Gather from the listing below each line that includes the word "carton", and copy it.

>> Begin Records for this task

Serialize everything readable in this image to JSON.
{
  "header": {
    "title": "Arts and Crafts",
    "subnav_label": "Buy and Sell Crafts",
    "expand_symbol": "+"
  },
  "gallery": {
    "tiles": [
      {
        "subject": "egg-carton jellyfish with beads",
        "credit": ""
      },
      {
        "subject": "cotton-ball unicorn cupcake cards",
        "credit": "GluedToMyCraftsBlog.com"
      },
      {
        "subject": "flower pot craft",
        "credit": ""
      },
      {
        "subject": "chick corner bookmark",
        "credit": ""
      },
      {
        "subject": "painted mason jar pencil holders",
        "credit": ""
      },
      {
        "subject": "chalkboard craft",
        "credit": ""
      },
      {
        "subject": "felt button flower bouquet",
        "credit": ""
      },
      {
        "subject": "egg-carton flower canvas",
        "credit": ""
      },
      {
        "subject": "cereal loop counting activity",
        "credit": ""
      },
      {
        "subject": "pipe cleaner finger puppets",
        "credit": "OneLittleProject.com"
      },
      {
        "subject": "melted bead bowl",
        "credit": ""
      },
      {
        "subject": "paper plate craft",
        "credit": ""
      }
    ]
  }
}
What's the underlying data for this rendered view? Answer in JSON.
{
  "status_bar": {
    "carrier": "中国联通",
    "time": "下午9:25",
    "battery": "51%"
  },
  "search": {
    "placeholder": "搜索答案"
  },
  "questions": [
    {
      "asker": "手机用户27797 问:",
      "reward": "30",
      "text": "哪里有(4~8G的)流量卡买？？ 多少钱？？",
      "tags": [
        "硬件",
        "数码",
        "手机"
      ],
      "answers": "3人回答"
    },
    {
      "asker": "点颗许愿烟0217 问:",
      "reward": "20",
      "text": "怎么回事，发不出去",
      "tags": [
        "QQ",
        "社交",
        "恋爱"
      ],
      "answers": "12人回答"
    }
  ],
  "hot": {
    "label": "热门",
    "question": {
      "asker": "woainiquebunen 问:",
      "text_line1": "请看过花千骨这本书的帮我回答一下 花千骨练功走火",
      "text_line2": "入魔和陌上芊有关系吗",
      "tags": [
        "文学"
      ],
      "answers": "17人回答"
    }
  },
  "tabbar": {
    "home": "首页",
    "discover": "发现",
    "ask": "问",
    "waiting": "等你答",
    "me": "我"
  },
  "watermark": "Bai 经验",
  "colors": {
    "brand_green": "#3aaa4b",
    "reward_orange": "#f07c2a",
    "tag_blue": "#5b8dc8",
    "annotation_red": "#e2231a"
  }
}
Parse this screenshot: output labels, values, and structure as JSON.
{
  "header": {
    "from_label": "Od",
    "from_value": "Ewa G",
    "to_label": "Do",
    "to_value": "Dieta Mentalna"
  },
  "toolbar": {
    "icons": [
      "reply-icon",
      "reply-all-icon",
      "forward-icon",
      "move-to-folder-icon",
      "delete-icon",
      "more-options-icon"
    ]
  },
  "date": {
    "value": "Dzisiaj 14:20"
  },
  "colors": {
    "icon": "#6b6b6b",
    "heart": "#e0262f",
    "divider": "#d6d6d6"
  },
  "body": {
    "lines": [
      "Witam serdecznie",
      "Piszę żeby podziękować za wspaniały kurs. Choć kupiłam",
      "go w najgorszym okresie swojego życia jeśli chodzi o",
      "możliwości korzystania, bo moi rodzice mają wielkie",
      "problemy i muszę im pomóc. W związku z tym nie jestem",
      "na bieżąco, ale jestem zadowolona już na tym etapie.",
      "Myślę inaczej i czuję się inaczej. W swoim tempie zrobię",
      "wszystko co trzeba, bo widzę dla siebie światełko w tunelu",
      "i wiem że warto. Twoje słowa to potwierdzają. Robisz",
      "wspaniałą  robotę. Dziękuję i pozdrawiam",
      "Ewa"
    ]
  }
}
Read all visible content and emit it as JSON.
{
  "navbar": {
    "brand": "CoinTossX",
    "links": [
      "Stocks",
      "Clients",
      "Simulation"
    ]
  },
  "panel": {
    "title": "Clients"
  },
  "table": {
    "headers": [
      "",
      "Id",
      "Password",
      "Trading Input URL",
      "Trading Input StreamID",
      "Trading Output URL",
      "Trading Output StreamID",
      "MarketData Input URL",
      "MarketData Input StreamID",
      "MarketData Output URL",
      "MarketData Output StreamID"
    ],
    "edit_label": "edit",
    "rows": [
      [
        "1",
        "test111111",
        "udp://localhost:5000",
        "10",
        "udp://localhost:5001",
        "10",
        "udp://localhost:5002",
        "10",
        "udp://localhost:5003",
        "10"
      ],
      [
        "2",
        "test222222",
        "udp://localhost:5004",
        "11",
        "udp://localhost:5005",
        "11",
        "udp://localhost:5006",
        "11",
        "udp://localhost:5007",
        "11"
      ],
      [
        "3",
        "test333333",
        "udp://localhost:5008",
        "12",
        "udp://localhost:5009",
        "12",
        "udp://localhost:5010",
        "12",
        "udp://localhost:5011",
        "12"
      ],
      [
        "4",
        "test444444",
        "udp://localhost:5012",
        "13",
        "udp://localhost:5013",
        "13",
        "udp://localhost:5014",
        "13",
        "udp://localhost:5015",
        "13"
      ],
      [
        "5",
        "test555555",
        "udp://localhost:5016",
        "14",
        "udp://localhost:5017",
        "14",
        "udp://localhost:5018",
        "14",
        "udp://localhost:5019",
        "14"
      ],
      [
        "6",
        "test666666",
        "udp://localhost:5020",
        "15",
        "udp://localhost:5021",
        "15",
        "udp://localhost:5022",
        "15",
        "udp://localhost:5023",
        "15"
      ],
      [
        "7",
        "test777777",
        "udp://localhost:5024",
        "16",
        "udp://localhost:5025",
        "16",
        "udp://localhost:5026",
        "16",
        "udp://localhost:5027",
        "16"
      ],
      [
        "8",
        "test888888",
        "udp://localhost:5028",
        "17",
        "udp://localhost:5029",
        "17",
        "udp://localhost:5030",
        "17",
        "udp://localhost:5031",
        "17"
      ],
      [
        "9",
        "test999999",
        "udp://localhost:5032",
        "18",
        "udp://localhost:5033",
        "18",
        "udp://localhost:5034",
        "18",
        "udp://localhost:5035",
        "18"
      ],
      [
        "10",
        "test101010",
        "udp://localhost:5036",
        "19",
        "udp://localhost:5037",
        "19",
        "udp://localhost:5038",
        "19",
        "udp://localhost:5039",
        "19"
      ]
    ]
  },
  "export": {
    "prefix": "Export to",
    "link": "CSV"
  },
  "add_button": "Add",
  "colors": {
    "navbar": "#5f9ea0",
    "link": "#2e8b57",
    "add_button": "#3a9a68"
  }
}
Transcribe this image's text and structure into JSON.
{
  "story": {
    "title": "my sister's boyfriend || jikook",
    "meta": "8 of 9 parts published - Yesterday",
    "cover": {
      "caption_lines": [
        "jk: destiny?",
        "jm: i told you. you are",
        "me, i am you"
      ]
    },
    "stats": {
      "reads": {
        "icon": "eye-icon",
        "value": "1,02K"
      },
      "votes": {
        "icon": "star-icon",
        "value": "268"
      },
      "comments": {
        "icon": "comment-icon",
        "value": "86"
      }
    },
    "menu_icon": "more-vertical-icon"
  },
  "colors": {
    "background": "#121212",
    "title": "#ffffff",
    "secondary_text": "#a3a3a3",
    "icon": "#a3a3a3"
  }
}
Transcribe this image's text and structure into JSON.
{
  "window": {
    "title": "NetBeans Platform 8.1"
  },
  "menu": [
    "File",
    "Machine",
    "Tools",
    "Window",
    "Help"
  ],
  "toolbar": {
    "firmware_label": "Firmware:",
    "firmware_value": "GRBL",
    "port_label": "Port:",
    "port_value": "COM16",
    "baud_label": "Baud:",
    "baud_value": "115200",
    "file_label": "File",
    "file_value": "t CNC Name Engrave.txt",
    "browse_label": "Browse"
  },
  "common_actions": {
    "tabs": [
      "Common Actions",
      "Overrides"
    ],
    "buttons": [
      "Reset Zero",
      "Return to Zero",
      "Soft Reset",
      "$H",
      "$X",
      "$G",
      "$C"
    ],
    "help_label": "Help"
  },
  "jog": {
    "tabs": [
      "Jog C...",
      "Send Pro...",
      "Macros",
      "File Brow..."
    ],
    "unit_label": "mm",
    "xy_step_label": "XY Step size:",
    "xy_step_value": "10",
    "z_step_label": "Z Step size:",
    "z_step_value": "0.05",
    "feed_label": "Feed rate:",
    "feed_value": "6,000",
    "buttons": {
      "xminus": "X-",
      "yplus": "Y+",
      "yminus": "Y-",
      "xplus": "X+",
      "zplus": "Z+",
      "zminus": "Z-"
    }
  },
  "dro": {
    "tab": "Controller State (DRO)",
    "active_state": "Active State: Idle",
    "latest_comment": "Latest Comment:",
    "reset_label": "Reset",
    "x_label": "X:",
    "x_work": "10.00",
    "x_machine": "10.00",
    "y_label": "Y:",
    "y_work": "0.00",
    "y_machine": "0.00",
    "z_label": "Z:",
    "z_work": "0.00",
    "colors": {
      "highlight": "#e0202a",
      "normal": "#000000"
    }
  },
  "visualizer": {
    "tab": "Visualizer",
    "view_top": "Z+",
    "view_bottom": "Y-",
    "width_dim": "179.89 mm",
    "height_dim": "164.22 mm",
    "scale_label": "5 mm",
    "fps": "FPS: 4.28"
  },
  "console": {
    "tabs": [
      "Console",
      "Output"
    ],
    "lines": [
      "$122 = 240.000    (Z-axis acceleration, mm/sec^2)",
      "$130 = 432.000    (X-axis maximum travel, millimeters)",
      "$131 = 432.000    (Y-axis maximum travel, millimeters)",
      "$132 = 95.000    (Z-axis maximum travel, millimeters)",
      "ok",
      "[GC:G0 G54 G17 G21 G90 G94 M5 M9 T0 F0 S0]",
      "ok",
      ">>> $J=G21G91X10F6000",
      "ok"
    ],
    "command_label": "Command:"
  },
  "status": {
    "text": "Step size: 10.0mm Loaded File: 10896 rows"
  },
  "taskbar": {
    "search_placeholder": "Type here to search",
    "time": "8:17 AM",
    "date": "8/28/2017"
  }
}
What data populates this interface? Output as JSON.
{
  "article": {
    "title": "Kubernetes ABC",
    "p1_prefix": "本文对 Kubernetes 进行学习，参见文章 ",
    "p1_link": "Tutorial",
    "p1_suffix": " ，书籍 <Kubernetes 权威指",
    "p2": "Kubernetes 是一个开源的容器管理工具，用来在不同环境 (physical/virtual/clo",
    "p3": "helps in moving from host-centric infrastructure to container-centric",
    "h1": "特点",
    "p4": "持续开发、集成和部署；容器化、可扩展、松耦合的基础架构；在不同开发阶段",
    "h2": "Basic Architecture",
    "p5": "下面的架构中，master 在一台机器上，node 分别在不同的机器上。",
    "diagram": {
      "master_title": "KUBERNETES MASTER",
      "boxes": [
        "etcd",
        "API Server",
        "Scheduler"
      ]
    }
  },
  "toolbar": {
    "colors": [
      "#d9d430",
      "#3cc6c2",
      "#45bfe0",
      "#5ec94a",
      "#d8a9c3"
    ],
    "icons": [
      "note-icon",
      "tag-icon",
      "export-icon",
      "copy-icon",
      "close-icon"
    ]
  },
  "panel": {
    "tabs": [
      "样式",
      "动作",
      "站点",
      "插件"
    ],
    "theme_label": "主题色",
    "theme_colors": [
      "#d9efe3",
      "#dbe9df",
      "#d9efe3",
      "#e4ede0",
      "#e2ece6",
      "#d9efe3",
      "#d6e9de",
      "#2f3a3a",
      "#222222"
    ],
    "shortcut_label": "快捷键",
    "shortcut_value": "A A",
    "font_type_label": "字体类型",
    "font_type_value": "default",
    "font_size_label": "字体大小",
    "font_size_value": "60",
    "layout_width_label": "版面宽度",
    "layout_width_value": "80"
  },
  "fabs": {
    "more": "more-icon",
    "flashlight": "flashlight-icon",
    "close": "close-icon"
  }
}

>> End Records for this task

- The output -
        "subject": "egg-carton jellyfish with beads",
        "subject": "egg-carton flower canvas",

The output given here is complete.